- [Written problem]: Present the part of the records that opens with the line containing "Find all labels, buttons, inputs, and" and closes with the line containing "button[interactable]: Cancel [15,468,141,505]" as a Markdown table with the columns Row and Entry, numbering each line and skipping blank lines. Leave out the pictures.

Extracted records:
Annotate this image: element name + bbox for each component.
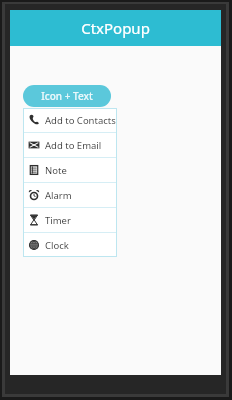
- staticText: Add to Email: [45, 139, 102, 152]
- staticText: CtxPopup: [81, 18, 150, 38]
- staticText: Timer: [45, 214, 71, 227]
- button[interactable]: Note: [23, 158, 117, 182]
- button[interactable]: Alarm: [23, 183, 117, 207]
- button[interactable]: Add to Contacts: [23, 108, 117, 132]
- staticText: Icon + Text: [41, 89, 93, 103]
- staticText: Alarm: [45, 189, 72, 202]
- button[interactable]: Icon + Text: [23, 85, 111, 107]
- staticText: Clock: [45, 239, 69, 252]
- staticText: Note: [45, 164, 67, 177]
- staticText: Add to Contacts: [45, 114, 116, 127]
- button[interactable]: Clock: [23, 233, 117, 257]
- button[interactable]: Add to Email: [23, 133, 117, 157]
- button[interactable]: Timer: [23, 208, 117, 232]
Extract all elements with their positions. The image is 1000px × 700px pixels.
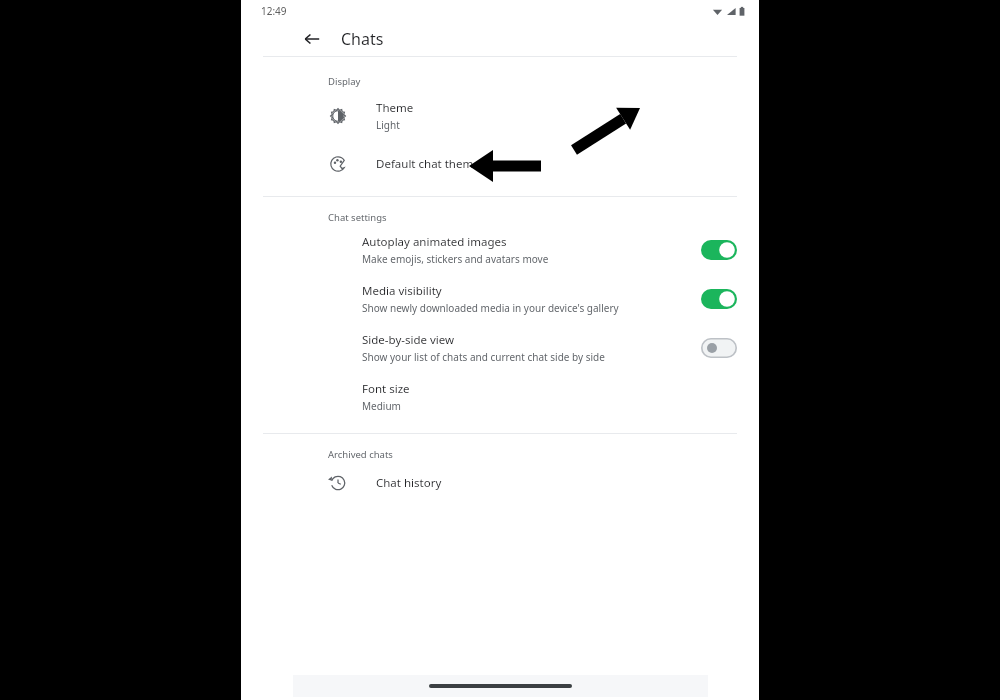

--

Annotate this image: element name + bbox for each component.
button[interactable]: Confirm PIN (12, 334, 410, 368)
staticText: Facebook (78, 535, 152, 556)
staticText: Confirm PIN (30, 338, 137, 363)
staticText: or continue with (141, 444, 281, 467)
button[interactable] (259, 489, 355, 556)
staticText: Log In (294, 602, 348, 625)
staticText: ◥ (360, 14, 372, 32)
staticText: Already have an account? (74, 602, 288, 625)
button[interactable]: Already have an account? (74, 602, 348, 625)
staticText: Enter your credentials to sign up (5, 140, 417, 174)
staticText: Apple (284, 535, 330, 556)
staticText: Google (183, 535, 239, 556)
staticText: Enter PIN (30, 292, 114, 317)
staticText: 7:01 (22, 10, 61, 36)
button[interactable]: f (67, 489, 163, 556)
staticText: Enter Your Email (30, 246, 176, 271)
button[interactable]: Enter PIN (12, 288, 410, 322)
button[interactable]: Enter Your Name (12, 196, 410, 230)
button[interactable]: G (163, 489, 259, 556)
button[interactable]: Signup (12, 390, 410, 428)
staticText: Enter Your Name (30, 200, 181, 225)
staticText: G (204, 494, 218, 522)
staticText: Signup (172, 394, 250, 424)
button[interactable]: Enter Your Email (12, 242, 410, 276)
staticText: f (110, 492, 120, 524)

==

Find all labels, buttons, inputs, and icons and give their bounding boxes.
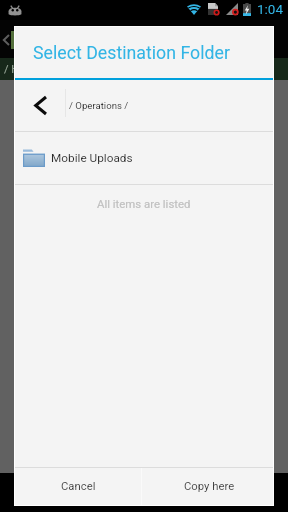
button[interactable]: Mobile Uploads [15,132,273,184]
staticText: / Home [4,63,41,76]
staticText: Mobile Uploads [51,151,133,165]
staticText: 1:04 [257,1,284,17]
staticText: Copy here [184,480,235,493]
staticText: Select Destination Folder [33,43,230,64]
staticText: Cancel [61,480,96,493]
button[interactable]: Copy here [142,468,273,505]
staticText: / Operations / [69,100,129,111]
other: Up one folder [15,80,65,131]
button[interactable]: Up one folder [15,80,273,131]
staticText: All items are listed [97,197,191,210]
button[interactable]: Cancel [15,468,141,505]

- [Reply to the exercise]:
| Row | Entry |
|---|---|
| 1 | Find all labels, buttons, inputs, and icons and give their bounding boxes. |
| 2 | button[interactable]: Mobile Uploads [15,132,273,184] |
| 3 | staticText: / Home [4,63,41,76] |
| 4 | staticText: Mobile Uploads [51,151,133,165] |
| 5 | staticText: 1:04 [257,1,284,17] |
| 6 | staticText: Copy here [184,480,235,493] |
| 7 | staticText: Select Destination Folder [33,43,230,64] |
| 8 | staticText: Cancel [61,480,96,493] |
| 9 | button[interactable]: Copy here [142,468,273,505] |
| 10 | staticText: / Operations / [69,100,129,111] |
| 11 | other: Up one folder [15,80,65,131] |
| 12 | button[interactable]: Up one folder [15,80,273,131] |
| 13 | staticText: All items are listed [97,197,191,210] |
| 14 | button[interactable]: Cancel [15,468,141,505] |